◆ SET TASK ◆
Print the whole listing exactly.

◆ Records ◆
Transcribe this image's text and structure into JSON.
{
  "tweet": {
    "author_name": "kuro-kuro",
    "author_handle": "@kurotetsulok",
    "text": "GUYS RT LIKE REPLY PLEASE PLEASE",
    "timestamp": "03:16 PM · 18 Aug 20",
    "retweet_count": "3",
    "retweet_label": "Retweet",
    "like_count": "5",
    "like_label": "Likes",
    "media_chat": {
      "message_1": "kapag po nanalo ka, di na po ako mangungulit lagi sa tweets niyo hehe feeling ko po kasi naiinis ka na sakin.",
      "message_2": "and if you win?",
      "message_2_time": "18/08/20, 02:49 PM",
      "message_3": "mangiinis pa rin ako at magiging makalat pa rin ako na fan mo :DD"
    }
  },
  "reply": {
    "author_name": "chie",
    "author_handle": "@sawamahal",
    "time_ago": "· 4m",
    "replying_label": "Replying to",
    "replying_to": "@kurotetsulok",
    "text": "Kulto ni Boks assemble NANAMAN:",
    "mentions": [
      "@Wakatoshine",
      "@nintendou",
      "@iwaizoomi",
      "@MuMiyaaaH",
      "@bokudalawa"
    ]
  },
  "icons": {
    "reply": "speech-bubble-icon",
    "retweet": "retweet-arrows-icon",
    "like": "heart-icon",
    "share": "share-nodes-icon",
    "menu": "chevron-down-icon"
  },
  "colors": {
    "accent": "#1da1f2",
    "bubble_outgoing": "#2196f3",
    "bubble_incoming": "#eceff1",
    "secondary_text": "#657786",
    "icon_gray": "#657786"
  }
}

◆ FINAL ANSWER ◆
Transcribe this image's text and structure into JSON.
{
  "tweet": {
    "author_name": "kuro-kuro",
    "author_handle": "@kurotetsulok",
    "text": "GUYS RT LIKE REPLY PLEASE PLEASE",
    "timestamp": "03:16 PM · 18 Aug 20",
    "retweet_count": "3",
    "retweet_label": "Retweet",
    "like_count": "5",
    "like_label": "Likes",
    "media_chat": {
      "message_1": "kapag po nanalo ka, di na po ako mangungulit lagi sa tweets niyo hehe feeling ko po kasi naiinis ka na sakin.",
      "message_2": "and if you win?",
      "message_2_time": "18/08/20, 02:49 PM",
      "message_3": "mangiinis pa rin ako at magiging makalat pa rin ako na fan mo :DD"
    }
  },
  "reply": {
    "author_name": "chie",
    "author_handle": "@sawamahal",
    "time_ago": "· 4m",
    "replying_label": "Replying to",
    "replying_to": "@kurotetsulok",
    "text": "Kulto ni Boks assemble NANAMAN:",
    "mentions": [
      "@Wakatoshine",
      "@nintendou",
      "@iwaizoomi",
      "@MuMiyaaaH",
      "@bokudalawa"
    ]
  },
  "icons": {
    "reply": "speech-bubble-icon",
    "retweet": "retweet-arrows-icon",
    "like": "heart-icon",
    "share": "share-nodes-icon",
    "menu": "chevron-down-icon"
  },
  "colors": {
    "accent": "#1da1f2",
    "bubble_outgoing": "#2196f3",
    "bubble_incoming": "#eceff1",
    "secondary_text": "#657786",
    "icon_gray": "#657786"
  }
}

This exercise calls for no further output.